Transcribe everything in the data word for word. Pictures are left out.

Dataset items:
§

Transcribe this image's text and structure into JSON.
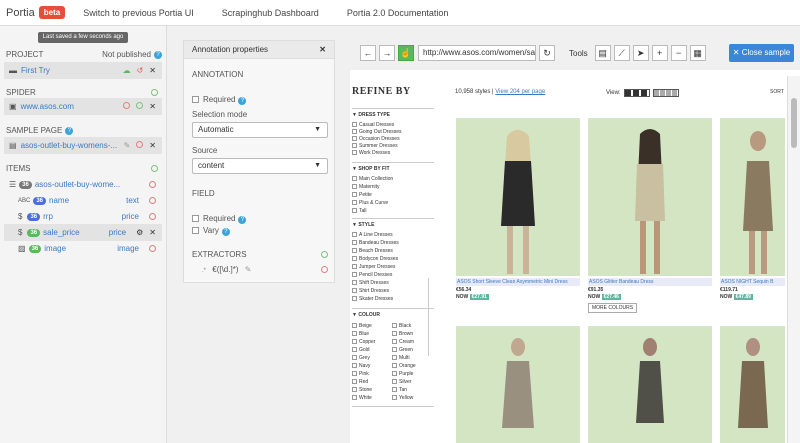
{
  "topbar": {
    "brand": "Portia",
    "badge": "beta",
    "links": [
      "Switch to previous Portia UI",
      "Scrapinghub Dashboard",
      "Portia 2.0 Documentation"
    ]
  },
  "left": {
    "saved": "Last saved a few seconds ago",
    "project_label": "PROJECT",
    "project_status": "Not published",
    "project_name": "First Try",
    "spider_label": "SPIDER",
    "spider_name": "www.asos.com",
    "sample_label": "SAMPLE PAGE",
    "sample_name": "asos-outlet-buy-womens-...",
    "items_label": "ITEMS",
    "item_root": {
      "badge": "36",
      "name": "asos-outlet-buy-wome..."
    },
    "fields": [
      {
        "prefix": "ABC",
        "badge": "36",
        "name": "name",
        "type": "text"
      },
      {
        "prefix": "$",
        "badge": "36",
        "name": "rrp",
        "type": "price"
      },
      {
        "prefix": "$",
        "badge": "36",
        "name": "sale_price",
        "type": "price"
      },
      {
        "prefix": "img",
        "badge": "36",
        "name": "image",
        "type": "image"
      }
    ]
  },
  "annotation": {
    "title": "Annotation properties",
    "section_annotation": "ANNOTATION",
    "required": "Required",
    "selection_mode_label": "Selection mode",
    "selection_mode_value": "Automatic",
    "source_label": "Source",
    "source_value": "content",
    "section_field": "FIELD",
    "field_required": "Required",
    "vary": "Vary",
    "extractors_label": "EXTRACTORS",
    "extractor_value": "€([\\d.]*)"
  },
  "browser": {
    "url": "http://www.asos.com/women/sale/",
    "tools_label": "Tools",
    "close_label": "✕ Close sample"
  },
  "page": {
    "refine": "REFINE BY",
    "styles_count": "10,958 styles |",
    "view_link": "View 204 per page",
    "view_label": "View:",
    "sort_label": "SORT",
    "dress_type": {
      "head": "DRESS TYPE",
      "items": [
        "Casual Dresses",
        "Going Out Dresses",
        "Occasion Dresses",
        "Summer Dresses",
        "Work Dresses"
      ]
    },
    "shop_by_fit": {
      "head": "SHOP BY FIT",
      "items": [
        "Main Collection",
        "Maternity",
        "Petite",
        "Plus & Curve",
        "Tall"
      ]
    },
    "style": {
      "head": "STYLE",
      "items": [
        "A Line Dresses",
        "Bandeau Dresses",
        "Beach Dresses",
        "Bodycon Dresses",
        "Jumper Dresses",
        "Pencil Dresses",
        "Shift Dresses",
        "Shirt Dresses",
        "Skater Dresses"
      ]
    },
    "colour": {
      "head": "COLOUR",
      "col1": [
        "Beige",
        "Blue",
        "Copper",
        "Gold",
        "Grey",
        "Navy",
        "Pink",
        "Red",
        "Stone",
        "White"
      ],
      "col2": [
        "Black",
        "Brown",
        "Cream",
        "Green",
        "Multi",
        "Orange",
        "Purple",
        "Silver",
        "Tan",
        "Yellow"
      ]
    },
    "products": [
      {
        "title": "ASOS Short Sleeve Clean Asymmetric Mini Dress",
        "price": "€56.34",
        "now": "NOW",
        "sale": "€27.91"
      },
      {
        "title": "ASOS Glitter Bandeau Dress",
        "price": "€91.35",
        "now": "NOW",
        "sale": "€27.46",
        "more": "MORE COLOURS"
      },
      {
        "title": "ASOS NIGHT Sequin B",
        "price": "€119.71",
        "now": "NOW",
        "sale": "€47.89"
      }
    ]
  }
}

§

▸ **Full solution**:
Transcribe this image's text and structure into JSON.
{
  "topbar": {
    "brand": "Portia",
    "badge": "beta",
    "links": [
      "Switch to previous Portia UI",
      "Scrapinghub Dashboard",
      "Portia 2.0 Documentation"
    ]
  },
  "left": {
    "saved": "Last saved a few seconds ago",
    "project_label": "PROJECT",
    "project_status": "Not published",
    "project_name": "First Try",
    "spider_label": "SPIDER",
    "spider_name": "www.asos.com",
    "sample_label": "SAMPLE PAGE",
    "sample_name": "asos-outlet-buy-womens-...",
    "items_label": "ITEMS",
    "item_root": {
      "badge": "36",
      "name": "asos-outlet-buy-wome..."
    },
    "fields": [
      {
        "prefix": "ABC",
        "badge": "36",
        "name": "name",
        "type": "text"
      },
      {
        "prefix": "$",
        "badge": "36",
        "name": "rrp",
        "type": "price"
      },
      {
        "prefix": "$",
        "badge": "36",
        "name": "sale_price",
        "type": "price"
      },
      {
        "prefix": "img",
        "badge": "36",
        "name": "image",
        "type": "image"
      }
    ]
  },
  "annotation": {
    "title": "Annotation properties",
    "section_annotation": "ANNOTATION",
    "required": "Required",
    "selection_mode_label": "Selection mode",
    "selection_mode_value": "Automatic",
    "source_label": "Source",
    "source_value": "content",
    "section_field": "FIELD",
    "field_required": "Required",
    "vary": "Vary",
    "extractors_label": "EXTRACTORS",
    "extractor_value": "€([\\d.]*)"
  },
  "browser": {
    "url": "http://www.asos.com/women/sale/",
    "tools_label": "Tools",
    "close_label": "✕ Close sample"
  },
  "page": {
    "refine": "REFINE BY",
    "styles_count": "10,958 styles |",
    "view_link": "View 204 per page",
    "view_label": "View:",
    "sort_label": "SORT",
    "dress_type": {
      "head": "DRESS TYPE",
      "items": [
        "Casual Dresses",
        "Going Out Dresses",
        "Occasion Dresses",
        "Summer Dresses",
        "Work Dresses"
      ]
    },
    "shop_by_fit": {
      "head": "SHOP BY FIT",
      "items": [
        "Main Collection",
        "Maternity",
        "Petite",
        "Plus & Curve",
        "Tall"
      ]
    },
    "style": {
      "head": "STYLE",
      "items": [
        "A Line Dresses",
        "Bandeau Dresses",
        "Beach Dresses",
        "Bodycon Dresses",
        "Jumper Dresses",
        "Pencil Dresses",
        "Shift Dresses",
        "Shirt Dresses",
        "Skater Dresses"
      ]
    },
    "colour": {
      "head": "COLOUR",
      "col1": [
        "Beige",
        "Blue",
        "Copper",
        "Gold",
        "Grey",
        "Navy",
        "Pink",
        "Red",
        "Stone",
        "White"
      ],
      "col2": [
        "Black",
        "Brown",
        "Cream",
        "Green",
        "Multi",
        "Orange",
        "Purple",
        "Silver",
        "Tan",
        "Yellow"
      ]
    },
    "products": [
      {
        "title": "ASOS Short Sleeve Clean Asymmetric Mini Dress",
        "price": "€56.34",
        "now": "NOW",
        "sale": "€27.91"
      },
      {
        "title": "ASOS Glitter Bandeau Dress",
        "price": "€91.35",
        "now": "NOW",
        "sale": "€27.46",
        "more": "MORE COLOURS"
      },
      {
        "title": "ASOS NIGHT Sequin B",
        "price": "€119.71",
        "now": "NOW",
        "sale": "€47.89"
      }
    ]
  }
}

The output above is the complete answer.